Work request: Scan the records below and copy every line that contains the string "Investigating".

Stored records
▼
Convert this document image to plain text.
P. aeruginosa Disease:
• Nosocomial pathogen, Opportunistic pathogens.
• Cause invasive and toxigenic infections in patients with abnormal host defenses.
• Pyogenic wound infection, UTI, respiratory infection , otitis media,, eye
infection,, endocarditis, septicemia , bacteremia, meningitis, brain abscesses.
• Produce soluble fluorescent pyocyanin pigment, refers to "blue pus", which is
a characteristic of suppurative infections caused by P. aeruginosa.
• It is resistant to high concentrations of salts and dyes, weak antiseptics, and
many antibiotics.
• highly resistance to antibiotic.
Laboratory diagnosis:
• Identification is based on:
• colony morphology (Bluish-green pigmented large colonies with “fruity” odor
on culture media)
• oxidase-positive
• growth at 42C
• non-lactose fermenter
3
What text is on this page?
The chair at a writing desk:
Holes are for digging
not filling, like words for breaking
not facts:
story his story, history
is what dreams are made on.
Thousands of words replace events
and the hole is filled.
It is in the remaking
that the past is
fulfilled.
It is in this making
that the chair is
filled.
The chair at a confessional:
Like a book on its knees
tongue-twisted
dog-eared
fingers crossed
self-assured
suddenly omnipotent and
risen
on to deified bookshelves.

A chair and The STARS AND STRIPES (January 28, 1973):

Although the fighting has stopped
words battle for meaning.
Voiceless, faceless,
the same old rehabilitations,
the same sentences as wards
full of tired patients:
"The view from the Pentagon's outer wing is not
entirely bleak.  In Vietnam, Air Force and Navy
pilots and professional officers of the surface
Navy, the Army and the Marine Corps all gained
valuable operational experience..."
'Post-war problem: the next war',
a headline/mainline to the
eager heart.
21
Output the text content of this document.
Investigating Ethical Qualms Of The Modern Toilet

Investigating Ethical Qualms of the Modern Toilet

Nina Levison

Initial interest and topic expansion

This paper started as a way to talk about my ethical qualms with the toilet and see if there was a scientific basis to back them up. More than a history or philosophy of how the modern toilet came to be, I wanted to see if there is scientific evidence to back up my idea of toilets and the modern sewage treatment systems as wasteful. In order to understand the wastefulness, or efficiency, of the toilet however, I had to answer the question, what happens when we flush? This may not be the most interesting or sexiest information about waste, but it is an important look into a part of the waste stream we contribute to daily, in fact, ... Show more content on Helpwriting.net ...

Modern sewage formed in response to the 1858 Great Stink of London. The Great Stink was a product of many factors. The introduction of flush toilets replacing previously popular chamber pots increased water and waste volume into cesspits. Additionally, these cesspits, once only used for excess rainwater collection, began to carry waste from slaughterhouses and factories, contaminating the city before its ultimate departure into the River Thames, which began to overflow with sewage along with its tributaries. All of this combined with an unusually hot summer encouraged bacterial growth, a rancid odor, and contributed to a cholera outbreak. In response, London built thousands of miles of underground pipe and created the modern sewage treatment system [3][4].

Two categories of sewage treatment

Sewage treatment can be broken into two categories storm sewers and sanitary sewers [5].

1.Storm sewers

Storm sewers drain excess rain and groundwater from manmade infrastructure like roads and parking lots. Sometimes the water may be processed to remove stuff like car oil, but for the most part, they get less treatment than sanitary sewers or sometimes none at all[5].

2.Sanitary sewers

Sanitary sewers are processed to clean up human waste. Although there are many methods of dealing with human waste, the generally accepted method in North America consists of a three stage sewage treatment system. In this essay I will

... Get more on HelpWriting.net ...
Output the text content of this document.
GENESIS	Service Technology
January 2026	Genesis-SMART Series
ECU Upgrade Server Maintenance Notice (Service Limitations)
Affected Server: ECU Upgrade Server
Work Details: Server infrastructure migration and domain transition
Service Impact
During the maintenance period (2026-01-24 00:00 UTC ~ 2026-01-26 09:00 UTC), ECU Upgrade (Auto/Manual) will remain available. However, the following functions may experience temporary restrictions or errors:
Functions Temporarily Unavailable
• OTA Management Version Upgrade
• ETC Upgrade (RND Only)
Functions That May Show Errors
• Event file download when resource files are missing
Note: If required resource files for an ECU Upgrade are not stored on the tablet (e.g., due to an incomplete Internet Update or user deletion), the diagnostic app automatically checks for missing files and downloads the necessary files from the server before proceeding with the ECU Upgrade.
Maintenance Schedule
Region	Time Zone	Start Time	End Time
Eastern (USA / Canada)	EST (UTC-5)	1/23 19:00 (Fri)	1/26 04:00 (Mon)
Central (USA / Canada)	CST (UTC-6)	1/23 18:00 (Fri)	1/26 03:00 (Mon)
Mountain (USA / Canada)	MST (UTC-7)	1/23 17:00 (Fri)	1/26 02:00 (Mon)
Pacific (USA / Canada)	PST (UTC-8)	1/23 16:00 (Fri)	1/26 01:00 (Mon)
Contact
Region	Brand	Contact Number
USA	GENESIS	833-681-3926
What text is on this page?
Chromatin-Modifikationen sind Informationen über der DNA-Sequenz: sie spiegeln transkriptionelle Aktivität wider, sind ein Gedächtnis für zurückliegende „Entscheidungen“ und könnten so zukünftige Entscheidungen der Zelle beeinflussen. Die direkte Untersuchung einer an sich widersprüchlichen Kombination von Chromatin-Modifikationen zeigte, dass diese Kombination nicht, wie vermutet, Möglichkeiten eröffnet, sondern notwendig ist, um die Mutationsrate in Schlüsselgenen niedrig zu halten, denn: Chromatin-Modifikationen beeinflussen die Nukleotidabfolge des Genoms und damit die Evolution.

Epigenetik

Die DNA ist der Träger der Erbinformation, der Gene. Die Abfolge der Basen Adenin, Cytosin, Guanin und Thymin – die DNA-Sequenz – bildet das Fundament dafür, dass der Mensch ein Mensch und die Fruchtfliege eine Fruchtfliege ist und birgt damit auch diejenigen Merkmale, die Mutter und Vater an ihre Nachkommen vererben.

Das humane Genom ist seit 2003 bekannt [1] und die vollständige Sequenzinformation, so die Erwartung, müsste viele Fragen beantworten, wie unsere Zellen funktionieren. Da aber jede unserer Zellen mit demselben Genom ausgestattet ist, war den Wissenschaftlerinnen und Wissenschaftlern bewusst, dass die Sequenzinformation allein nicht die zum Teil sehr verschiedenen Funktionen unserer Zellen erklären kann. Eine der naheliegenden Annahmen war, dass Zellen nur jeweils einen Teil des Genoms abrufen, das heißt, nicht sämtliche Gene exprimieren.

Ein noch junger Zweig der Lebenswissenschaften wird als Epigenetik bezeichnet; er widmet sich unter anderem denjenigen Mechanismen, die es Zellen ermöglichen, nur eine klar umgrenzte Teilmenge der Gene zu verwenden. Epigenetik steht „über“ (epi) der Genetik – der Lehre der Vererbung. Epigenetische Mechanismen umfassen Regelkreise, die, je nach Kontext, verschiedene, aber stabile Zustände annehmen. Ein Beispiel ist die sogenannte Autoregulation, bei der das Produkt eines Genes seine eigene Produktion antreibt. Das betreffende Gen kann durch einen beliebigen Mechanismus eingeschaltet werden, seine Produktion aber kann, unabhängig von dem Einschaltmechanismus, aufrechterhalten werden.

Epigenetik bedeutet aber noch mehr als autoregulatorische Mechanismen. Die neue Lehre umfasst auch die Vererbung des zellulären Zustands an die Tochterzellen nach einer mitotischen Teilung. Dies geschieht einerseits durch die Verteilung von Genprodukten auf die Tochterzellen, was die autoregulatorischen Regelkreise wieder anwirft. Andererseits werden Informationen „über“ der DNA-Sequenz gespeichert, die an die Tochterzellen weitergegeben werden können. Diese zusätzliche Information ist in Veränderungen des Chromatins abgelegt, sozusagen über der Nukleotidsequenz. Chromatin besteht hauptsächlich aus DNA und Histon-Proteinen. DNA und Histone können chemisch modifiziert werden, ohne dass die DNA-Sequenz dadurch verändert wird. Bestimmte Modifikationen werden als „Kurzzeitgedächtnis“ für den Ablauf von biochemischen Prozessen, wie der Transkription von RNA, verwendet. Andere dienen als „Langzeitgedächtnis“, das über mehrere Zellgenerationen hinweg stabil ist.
▲
Completed task:
Investigating Ethical Qualms Of The Modern Toilet
Investigating Ethical Qualms of the Modern Toilet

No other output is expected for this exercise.